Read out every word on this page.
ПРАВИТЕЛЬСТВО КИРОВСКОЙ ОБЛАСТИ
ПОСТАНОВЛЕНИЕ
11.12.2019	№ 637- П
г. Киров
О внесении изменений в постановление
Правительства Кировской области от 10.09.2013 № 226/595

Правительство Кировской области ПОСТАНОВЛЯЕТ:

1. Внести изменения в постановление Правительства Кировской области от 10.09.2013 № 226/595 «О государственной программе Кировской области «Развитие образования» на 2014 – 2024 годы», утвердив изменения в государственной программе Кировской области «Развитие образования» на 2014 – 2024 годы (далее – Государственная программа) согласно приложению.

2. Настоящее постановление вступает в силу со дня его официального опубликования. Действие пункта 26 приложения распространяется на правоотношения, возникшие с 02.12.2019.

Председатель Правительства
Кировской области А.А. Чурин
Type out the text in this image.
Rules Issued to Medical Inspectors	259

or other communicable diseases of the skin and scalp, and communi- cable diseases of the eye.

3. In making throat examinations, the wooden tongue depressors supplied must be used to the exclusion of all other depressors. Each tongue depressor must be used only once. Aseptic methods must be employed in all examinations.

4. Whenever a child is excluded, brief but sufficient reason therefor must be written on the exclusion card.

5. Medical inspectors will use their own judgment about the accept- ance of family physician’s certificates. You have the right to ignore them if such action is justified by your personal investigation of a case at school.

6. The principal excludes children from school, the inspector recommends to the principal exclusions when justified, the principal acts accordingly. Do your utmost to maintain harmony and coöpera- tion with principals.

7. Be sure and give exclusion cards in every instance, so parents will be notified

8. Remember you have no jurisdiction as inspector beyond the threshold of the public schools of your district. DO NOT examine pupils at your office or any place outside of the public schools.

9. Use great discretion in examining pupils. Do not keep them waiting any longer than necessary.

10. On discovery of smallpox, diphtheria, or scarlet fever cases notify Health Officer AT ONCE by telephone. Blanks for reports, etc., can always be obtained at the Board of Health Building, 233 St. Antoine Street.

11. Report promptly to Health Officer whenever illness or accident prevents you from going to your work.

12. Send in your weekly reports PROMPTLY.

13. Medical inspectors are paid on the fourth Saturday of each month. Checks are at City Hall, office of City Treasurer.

• _SET PROBLEM_
Each line holding "every" must be found and copied.

• _WORKED ANSWER_
Read out every word on this page.
7. Be sure and give exclusion cards in every instance, so parents will be notified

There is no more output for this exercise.